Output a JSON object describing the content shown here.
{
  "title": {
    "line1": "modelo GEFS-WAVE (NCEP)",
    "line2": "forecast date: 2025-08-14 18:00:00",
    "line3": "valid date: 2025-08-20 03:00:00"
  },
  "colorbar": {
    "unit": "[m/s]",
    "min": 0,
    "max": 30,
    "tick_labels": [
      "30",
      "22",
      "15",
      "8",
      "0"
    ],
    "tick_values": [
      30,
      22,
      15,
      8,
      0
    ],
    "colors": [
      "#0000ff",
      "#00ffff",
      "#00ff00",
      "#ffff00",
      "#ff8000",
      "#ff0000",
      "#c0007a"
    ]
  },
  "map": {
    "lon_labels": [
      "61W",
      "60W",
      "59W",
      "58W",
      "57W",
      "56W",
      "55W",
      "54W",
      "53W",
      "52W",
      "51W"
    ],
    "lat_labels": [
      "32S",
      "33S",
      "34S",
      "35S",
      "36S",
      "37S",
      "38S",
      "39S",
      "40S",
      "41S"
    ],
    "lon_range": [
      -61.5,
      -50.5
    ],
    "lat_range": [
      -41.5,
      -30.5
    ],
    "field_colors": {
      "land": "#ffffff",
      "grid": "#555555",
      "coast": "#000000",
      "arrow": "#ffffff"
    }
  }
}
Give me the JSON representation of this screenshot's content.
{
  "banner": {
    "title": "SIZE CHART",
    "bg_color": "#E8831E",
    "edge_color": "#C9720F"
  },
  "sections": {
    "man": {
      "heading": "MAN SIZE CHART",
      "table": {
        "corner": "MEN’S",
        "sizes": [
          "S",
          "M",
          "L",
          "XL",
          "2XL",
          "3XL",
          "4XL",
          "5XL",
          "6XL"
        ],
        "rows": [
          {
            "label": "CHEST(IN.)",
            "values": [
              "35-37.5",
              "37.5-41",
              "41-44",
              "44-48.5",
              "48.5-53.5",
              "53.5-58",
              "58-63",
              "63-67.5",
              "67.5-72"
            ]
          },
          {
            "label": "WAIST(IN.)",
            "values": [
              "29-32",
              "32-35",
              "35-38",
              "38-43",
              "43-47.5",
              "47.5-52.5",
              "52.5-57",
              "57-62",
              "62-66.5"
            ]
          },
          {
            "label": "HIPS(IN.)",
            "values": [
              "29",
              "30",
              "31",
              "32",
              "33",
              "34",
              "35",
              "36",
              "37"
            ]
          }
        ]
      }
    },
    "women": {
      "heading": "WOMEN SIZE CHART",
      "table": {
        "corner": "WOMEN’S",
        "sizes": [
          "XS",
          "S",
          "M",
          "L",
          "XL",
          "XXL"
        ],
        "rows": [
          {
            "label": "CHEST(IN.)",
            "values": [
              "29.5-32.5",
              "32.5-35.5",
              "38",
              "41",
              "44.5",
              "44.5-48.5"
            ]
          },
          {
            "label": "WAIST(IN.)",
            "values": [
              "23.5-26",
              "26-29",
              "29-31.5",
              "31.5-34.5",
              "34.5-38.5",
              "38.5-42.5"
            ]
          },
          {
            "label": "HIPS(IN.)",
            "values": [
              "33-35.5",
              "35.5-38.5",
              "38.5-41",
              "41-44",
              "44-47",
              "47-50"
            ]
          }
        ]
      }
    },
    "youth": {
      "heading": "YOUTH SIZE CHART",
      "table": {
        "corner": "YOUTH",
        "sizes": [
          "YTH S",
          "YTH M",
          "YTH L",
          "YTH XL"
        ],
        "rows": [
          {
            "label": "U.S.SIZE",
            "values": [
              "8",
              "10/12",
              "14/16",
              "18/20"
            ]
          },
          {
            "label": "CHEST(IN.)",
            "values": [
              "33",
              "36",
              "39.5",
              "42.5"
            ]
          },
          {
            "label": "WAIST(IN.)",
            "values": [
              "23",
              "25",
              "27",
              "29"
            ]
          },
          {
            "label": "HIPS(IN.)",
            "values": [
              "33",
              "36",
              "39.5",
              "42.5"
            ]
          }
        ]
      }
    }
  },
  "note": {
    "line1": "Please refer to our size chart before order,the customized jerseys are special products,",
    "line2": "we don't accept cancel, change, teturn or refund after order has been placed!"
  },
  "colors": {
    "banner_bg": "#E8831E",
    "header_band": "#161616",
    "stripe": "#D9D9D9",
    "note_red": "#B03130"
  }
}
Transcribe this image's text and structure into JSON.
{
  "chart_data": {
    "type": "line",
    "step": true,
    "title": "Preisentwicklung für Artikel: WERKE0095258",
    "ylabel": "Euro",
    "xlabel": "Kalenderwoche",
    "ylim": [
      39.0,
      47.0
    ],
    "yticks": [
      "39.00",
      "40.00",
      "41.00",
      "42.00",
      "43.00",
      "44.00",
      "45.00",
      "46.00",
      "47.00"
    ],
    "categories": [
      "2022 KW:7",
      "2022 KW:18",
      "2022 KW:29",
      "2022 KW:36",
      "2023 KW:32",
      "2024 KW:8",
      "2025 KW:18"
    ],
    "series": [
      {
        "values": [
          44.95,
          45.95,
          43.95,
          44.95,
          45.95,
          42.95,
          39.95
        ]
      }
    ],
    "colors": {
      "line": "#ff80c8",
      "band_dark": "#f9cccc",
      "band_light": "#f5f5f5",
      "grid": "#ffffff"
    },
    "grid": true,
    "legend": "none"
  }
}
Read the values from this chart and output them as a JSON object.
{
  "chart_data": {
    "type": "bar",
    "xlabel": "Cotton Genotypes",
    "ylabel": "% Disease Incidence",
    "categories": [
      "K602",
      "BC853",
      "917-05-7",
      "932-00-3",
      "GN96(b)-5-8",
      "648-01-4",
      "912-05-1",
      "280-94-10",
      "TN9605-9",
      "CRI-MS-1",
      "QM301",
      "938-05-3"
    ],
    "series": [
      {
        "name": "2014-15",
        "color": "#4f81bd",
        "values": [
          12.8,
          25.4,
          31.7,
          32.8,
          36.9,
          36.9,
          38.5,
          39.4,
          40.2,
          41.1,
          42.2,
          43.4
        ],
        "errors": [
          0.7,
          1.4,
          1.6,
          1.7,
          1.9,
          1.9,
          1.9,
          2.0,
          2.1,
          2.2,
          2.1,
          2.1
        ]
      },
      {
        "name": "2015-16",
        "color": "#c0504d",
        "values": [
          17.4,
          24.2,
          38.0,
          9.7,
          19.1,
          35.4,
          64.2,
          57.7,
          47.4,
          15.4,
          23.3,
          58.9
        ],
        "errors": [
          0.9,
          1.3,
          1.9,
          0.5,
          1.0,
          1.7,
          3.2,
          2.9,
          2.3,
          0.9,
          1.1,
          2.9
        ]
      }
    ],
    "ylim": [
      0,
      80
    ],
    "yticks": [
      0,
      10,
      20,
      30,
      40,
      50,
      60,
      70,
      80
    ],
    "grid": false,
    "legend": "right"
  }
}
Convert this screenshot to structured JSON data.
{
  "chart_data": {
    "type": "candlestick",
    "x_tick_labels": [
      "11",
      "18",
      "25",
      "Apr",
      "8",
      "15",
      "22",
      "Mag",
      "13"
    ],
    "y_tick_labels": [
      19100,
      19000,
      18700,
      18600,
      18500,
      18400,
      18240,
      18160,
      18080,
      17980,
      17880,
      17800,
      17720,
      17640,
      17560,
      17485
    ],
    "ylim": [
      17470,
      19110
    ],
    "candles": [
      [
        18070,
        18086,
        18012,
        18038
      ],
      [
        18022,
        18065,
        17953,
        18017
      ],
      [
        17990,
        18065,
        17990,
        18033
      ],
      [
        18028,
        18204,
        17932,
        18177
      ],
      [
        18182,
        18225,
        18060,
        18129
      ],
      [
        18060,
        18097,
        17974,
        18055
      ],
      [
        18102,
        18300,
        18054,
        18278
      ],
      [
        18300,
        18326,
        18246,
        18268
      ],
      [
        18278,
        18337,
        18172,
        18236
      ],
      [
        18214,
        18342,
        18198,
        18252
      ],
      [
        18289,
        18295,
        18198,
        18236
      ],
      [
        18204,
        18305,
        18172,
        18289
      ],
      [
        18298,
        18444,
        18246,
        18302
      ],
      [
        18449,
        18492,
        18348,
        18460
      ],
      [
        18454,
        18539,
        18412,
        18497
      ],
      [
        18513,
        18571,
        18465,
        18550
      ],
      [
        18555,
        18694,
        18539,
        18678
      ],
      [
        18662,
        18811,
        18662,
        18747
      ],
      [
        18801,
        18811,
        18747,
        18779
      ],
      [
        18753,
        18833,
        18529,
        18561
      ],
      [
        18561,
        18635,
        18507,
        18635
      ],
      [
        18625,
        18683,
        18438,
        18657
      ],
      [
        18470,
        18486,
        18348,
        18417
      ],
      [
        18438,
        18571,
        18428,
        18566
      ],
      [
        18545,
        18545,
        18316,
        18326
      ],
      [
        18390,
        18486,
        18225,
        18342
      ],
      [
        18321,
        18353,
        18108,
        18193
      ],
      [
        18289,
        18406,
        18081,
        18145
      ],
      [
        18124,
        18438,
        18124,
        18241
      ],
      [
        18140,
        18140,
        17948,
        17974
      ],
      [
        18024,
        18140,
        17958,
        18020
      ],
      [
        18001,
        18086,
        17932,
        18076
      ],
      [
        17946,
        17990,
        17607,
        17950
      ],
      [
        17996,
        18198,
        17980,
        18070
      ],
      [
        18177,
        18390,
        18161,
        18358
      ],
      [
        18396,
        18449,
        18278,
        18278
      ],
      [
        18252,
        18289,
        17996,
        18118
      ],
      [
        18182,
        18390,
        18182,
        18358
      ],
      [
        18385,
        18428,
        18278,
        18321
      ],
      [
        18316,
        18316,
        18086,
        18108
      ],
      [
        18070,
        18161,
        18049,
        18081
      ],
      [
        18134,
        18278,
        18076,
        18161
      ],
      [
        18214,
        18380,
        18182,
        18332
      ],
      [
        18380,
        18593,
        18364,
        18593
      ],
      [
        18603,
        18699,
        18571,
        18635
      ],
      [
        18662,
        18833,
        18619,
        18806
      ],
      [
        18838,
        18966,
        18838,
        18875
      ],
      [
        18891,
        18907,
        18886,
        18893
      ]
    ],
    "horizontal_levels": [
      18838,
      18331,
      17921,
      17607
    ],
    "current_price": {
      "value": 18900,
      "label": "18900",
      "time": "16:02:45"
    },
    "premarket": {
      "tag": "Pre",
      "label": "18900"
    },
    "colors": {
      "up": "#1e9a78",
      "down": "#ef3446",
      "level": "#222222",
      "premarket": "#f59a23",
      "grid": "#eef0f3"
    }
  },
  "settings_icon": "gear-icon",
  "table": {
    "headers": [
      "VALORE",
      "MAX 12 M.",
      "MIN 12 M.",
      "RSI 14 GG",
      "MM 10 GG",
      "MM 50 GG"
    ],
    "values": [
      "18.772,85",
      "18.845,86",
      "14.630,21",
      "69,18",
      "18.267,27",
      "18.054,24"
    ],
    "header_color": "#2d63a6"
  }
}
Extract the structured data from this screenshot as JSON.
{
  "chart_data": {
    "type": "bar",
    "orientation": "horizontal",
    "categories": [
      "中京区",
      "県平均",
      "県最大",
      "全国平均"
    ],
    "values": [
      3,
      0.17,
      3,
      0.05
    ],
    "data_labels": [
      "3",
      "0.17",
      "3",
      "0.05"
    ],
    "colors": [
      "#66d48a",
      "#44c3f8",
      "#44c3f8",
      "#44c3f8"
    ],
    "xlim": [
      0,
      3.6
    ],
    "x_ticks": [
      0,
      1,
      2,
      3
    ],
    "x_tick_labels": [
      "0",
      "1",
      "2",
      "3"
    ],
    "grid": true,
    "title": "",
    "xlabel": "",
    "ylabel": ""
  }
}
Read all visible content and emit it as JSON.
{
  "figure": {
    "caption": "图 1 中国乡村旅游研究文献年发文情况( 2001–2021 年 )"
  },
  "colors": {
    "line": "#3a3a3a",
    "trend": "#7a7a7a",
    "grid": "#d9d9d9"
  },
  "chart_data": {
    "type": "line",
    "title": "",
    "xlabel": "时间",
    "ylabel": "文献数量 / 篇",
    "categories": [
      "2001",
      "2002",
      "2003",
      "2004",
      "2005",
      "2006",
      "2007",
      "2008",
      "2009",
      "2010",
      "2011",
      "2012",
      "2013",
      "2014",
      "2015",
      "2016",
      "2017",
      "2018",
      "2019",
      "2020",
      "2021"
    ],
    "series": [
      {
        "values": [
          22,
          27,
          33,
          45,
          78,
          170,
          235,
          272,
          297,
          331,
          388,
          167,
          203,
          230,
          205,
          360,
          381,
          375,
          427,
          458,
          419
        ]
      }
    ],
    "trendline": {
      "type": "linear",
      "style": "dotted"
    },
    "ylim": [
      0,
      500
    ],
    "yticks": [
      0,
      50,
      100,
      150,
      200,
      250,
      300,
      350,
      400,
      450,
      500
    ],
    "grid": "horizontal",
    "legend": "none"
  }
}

• What the task requires
Lines holding the word "screenshot" in the entries above are the ones to pull out. Copy them all.

• Finished exercise
Give me the JSON representation of this screenshot's content.
Convert this screenshot to structured JSON data.
Extract the structured data from this screenshot as JSON.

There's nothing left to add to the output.